[Exercise task]: Identify the lines containing the word "style". Copy each one.

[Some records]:

--

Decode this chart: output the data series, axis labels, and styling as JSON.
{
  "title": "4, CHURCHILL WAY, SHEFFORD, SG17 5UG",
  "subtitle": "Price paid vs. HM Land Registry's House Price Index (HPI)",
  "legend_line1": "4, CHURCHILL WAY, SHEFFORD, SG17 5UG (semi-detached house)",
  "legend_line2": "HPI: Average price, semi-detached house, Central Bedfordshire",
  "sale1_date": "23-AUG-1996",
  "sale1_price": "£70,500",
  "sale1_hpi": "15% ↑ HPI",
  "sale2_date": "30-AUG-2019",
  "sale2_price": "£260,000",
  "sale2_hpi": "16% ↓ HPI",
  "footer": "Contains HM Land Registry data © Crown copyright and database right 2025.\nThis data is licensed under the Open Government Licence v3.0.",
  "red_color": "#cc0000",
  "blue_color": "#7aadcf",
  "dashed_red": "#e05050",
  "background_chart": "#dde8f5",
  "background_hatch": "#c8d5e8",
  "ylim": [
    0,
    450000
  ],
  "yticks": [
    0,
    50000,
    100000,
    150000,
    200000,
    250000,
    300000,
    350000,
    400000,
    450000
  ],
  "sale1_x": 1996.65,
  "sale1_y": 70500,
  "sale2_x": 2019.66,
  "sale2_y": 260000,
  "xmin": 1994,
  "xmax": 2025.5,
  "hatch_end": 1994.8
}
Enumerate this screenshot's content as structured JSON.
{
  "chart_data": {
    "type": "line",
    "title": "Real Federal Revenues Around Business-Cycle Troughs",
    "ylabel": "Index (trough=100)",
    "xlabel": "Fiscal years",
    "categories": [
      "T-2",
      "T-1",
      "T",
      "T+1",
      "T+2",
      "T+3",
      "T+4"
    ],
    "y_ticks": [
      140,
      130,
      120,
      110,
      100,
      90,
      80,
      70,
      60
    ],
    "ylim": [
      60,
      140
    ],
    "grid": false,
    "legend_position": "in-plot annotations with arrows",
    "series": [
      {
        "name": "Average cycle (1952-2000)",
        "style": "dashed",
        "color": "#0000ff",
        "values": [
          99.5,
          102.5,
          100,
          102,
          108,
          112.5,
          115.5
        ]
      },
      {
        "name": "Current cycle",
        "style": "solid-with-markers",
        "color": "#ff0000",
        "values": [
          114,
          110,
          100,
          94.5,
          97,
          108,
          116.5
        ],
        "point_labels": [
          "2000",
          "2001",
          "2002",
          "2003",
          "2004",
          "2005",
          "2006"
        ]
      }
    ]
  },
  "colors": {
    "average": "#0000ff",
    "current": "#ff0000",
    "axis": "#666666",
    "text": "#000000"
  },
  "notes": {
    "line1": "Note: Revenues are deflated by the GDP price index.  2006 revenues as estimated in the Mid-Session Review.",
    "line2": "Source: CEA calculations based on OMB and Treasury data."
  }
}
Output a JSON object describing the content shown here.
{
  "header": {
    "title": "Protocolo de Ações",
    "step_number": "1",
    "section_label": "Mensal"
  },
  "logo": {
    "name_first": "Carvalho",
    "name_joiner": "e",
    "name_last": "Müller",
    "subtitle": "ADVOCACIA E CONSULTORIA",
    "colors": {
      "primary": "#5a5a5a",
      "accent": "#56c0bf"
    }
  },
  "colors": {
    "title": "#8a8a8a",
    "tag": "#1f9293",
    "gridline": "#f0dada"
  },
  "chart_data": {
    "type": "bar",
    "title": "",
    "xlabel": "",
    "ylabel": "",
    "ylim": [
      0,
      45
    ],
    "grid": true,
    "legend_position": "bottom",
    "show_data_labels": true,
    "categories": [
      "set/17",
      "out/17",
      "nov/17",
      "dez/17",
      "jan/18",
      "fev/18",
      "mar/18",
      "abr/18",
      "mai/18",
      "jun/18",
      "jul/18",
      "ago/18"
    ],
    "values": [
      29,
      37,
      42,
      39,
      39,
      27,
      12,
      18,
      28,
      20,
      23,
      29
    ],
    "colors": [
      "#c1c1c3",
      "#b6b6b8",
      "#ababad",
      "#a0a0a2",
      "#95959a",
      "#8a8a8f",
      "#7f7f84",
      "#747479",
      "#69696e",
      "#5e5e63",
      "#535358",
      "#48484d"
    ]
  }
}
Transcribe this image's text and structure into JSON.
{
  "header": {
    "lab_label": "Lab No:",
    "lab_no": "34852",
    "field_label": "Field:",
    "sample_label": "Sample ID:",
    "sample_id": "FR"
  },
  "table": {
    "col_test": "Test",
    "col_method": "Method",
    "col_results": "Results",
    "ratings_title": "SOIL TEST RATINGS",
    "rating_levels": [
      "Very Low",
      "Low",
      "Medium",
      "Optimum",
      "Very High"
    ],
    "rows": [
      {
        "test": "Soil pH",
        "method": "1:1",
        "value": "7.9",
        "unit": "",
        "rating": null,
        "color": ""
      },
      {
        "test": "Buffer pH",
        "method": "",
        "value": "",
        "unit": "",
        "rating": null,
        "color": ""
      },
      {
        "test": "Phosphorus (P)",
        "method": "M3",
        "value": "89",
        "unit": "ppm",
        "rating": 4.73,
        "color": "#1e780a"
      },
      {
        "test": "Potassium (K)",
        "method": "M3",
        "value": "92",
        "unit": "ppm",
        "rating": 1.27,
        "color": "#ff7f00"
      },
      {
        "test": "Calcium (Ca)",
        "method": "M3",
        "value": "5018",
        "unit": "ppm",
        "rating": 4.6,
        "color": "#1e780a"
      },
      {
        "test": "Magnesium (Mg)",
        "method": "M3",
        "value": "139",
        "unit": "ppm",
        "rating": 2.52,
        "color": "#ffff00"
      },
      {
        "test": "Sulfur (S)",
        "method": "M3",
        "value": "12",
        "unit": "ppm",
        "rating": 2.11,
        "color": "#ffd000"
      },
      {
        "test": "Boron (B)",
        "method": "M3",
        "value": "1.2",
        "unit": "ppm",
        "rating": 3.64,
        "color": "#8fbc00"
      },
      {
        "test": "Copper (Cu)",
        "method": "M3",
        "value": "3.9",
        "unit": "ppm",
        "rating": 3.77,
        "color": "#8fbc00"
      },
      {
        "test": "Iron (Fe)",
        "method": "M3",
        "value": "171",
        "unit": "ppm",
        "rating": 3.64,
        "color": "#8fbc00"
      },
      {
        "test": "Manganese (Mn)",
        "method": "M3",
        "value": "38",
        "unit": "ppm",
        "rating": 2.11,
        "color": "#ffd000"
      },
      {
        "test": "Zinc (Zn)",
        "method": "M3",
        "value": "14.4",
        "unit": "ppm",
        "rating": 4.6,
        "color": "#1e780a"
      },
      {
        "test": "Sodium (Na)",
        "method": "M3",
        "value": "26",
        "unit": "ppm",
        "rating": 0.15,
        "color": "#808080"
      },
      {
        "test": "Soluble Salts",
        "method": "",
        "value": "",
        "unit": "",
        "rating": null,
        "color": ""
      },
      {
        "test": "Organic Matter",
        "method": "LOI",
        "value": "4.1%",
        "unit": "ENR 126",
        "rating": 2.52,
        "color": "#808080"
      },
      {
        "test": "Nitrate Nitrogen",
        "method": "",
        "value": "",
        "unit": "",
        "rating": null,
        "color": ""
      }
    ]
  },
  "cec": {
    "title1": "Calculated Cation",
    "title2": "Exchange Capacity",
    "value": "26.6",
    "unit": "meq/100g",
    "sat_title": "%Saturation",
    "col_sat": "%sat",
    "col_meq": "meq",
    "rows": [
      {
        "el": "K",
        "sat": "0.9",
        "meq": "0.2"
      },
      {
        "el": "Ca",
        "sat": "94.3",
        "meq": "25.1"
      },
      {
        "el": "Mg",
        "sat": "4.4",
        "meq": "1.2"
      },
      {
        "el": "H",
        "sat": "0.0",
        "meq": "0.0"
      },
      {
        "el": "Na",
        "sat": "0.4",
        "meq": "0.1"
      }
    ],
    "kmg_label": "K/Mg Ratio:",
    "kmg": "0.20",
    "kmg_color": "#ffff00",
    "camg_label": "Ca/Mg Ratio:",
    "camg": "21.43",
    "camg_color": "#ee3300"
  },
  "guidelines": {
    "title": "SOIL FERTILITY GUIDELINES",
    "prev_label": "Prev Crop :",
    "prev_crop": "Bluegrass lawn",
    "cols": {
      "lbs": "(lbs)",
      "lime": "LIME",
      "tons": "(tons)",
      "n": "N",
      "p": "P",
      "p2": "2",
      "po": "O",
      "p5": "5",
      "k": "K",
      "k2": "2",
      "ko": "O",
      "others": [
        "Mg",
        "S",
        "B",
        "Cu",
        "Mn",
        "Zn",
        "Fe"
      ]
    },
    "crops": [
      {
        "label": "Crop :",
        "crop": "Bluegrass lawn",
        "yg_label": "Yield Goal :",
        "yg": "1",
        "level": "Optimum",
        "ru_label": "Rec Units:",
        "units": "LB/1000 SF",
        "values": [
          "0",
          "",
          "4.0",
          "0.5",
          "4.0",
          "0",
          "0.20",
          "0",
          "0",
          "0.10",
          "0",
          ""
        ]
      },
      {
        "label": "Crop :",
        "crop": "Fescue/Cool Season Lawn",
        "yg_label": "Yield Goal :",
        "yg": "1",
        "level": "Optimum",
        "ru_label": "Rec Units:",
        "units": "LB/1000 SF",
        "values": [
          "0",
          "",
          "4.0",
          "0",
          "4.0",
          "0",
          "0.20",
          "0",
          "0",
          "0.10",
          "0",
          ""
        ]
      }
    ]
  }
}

--

[Complete output]:
        "style": "dashed",
        "style": "solid-with-markers",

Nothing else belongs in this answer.